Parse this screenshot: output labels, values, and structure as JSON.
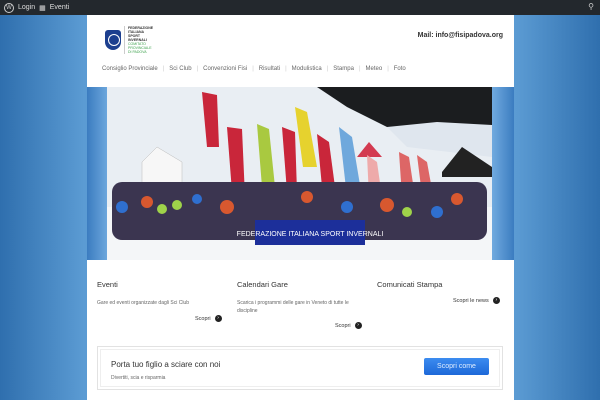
{
  "adminbar": {
    "login": "Login",
    "events": "Eventi"
  },
  "header": {
    "logo_text": [
      "FEDERAZIONE",
      "ITALIANA",
      "SPORT",
      "INVERNALI"
    ],
    "logo_sub": [
      "COMITATO",
      "PROVINCIALE",
      "DI PADOVA"
    ],
    "mail": "Mail: info@fisipadova.org"
  },
  "nav": [
    "Consiglio Provinciale",
    "Sci Club",
    "Convenzioni Fisi",
    "Risultati",
    "Modulistica",
    "Stampa",
    "Meteo",
    "Foto"
  ],
  "columns": [
    {
      "title": "Eventi",
      "text": "Gare ed eventi organizzate dagli Sci Club",
      "link": "Scopri"
    },
    {
      "title": "Calendari Gare",
      "text": "Scarica i programmi delle gare in Veneto di tutte le discipline",
      "link": "Scopri"
    },
    {
      "title": "Comunicati Stampa",
      "text": "",
      "link": "Scopri le news"
    }
  ],
  "cta": {
    "title": "Porta tuo figlio a sciare con noi",
    "subtitle": "Divertiti, scia e risparmia",
    "button": "Scopri come"
  },
  "photo_banner": "FEDERAZIONE ITALIANA SPORT INVERNALI"
}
________________________
— Goal —
Pick out and copy the lines of the entries that hold the string "SPORT".

— Result —
      "SPORT",
  "photo_banner": "FEDERAZIONE ITALIANA SPORT INVERNALI"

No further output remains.